* _Problem to solve_:
Repeat every line of the data exactly, but not the pictures.

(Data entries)
__________

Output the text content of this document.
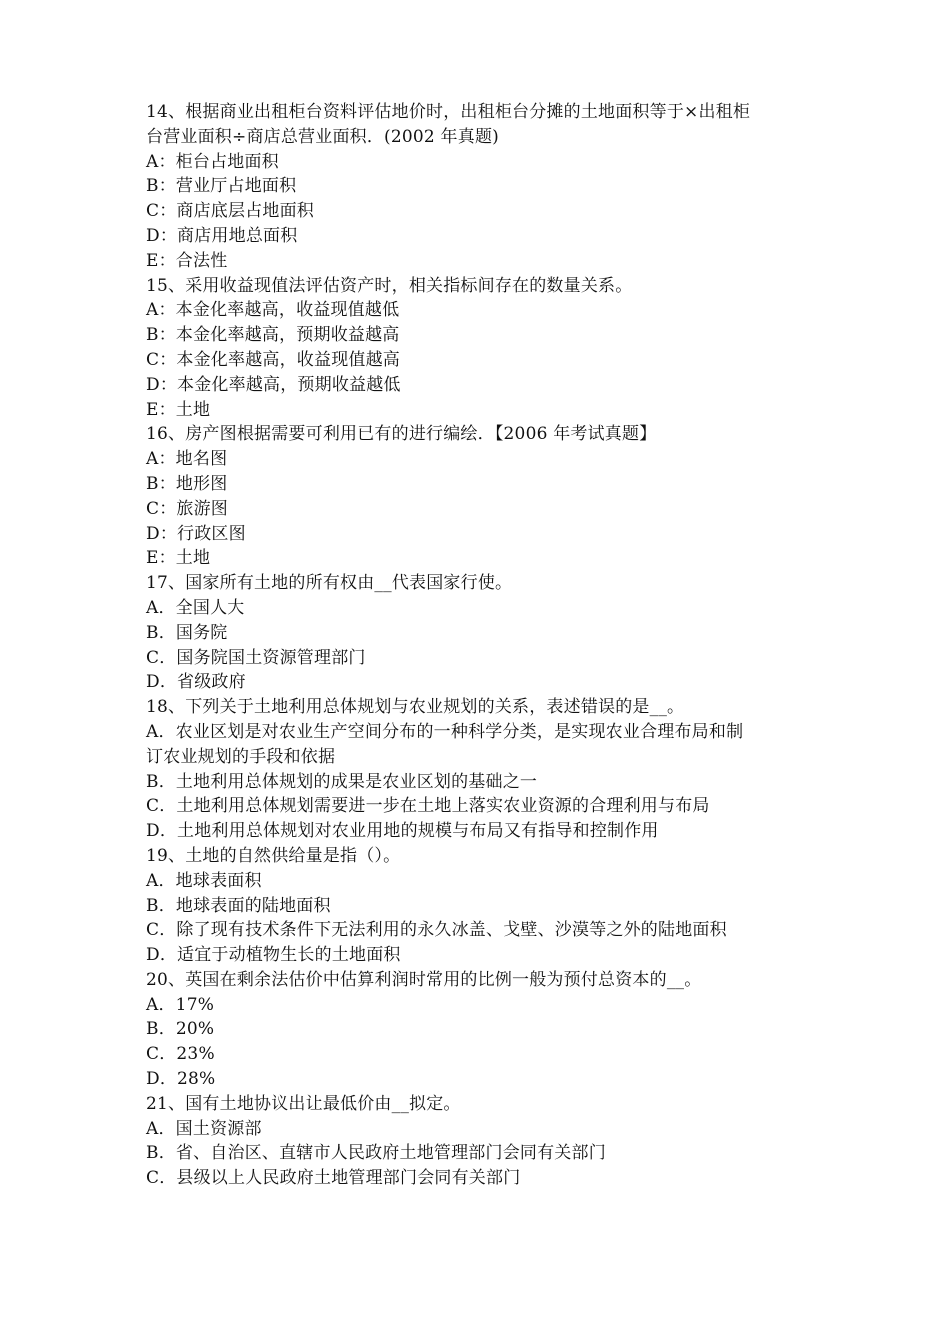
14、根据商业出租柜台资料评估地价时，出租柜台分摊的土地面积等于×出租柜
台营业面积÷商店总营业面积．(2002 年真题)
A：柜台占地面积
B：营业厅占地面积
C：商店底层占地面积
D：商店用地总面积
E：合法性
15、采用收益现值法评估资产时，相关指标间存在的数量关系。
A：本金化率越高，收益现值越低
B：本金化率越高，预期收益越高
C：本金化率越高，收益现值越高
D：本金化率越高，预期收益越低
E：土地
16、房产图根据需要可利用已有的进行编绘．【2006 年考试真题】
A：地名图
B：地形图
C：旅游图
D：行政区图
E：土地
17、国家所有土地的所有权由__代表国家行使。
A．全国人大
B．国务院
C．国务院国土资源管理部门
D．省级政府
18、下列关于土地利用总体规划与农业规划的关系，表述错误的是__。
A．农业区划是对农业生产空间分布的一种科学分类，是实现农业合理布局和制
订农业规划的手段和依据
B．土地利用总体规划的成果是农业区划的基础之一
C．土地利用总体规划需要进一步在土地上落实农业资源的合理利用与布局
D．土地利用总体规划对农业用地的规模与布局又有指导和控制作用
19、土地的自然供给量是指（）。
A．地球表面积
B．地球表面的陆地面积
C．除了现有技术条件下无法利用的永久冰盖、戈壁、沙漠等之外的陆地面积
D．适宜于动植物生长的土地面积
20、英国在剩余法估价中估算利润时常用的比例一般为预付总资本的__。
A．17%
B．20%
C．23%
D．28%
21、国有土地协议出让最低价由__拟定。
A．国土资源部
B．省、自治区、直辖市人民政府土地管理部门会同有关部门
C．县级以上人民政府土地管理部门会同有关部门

__________

* _Solution to this exercise_:
Output the text content of this document.
14、根据商业出租柜台资料评估地价时，出租柜台分摊的土地面积等于×出租柜
台营业面积÷商店总营业面积．(2002 年真题)
A：柜台占地面积
B：营业厅占地面积
C：商店底层占地面积
D：商店用地总面积
E：合法性
15、采用收益现值法评估资产时，相关指标间存在的数量关系。
A：本金化率越高，收益现值越低
B：本金化率越高，预期收益越高
C：本金化率越高，收益现值越高
D：本金化率越高，预期收益越低
E：土地
16、房产图根据需要可利用已有的进行编绘．【2006 年考试真题】
A：地名图
B：地形图
C：旅游图
D：行政区图
E：土地
17、国家所有土地的所有权由__代表国家行使。
A．全国人大
B．国务院
C．国务院国土资源管理部门
D．省级政府
18、下列关于土地利用总体规划与农业规划的关系，表述错误的是__。
A．农业区划是对农业生产空间分布的一种科学分类，是实现农业合理布局和制
订农业规划的手段和依据
B．土地利用总体规划的成果是农业区划的基础之一
C．土地利用总体规划需要进一步在土地上落实农业资源的合理利用与布局
D．土地利用总体规划对农业用地的规模与布局又有指导和控制作用
19、土地的自然供给量是指（）。
A．地球表面积
B．地球表面的陆地面积
C．除了现有技术条件下无法利用的永久冰盖、戈壁、沙漠等之外的陆地面积
D．适宜于动植物生长的土地面积
20、英国在剩余法估价中估算利润时常用的比例一般为预付总资本的__。
A．17%
B．20%
C．23%
D．28%
21、国有土地协议出让最低价由__拟定。
A．国土资源部
B．省、自治区、直辖市人民政府土地管理部门会同有关部门
C．县级以上人民政府土地管理部门会同有关部门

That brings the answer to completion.